Element-and-box listings:
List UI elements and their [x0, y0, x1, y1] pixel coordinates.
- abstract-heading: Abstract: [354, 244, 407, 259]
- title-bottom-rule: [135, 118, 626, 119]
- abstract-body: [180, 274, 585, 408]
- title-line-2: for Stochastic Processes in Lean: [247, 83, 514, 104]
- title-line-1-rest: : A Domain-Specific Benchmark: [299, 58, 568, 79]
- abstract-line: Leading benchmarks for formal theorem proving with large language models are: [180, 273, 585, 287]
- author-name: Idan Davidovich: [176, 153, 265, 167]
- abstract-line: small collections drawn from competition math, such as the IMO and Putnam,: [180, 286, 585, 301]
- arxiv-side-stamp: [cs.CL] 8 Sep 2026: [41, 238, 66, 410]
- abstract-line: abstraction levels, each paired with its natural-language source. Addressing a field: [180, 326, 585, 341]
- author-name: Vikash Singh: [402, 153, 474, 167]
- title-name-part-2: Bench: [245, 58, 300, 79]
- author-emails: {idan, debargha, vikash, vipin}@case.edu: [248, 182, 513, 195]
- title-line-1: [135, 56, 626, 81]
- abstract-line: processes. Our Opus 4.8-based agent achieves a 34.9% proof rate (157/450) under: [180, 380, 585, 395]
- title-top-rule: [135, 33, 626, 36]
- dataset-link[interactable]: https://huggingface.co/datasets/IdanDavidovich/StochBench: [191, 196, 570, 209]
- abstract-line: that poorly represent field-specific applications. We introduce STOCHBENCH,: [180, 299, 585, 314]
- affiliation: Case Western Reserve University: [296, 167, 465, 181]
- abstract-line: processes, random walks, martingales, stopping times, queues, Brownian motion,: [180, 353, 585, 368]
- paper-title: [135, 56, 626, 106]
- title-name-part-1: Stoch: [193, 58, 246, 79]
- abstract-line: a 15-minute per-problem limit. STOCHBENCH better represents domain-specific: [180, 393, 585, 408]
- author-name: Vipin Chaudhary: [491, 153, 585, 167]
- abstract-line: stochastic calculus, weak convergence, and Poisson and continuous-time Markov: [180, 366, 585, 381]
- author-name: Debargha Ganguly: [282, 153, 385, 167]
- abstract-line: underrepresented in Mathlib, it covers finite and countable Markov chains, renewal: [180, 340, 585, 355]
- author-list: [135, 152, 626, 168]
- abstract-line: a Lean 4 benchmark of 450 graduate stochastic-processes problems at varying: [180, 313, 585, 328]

What is required: Return every line of the records above without a single change.

Finished exercise:
List UI elements and their [x0, y0, x1, y1] pixel coordinates.
- abstract-heading: Abstract: [354, 244, 407, 259]
- title-bottom-rule: [135, 118, 626, 119]
- abstract-body: [180, 274, 585, 408]
- title-line-2: for Stochastic Processes in Lean: [247, 83, 514, 104]
- title-line-1-rest: : A Domain-Specific Benchmark: [299, 58, 568, 79]
- abstract-line: Leading benchmarks for formal theorem proving with large language models are: [180, 273, 585, 287]
- author-name: Idan Davidovich: [176, 153, 265, 167]
- abstract-line: small collections drawn from competition math, such as the IMO and Putnam,: [180, 286, 585, 301]
- arxiv-side-stamp: [cs.CL] 8 Sep 2026: [41, 238, 66, 410]
- abstract-line: abstraction levels, each paired with its natural-language source. Addressing a field: [180, 326, 585, 341]
- author-name: Vikash Singh: [402, 153, 474, 167]
- title-name-part-2: Bench: [245, 58, 300, 79]
- author-emails: {idan, debargha, vikash, vipin}@case.edu: [248, 182, 513, 195]
- title-line-1: [135, 56, 626, 81]
- abstract-line: processes. Our Opus 4.8-based agent achieves a 34.9% proof rate (157/450) under: [180, 380, 585, 395]
- title-top-rule: [135, 33, 626, 36]
- dataset-link[interactable]: https://huggingface.co/datasets/IdanDavidovich/StochBench: [191, 196, 570, 209]
- abstract-line: that poorly represent field-specific applications. We introduce STOCHBENCH,: [180, 299, 585, 314]
- affiliation: Case Western Reserve University: [296, 167, 465, 181]
- abstract-line: processes, random walks, martingales, stopping times, queues, Brownian motion,: [180, 353, 585, 368]
- paper-title: [135, 56, 626, 106]
- title-name-part-1: Stoch: [193, 58, 246, 79]
- abstract-line: a 15-minute per-problem limit. STOCHBENCH better represents domain-specific: [180, 393, 585, 408]
- author-name: Vipin Chaudhary: [491, 153, 585, 167]
- abstract-line: stochastic calculus, weak convergence, and Poisson and continuous-time Markov: [180, 366, 585, 381]
- author-name: Debargha Ganguly: [282, 153, 385, 167]
- abstract-line: underrepresented in Mathlib, it covers finite and countable Markov chains, renewal: [180, 340, 585, 355]
- author-list: [135, 152, 626, 168]
- abstract-line: a Lean 4 benchmark of 450 graduate stochastic-processes problems at varying: [180, 313, 585, 328]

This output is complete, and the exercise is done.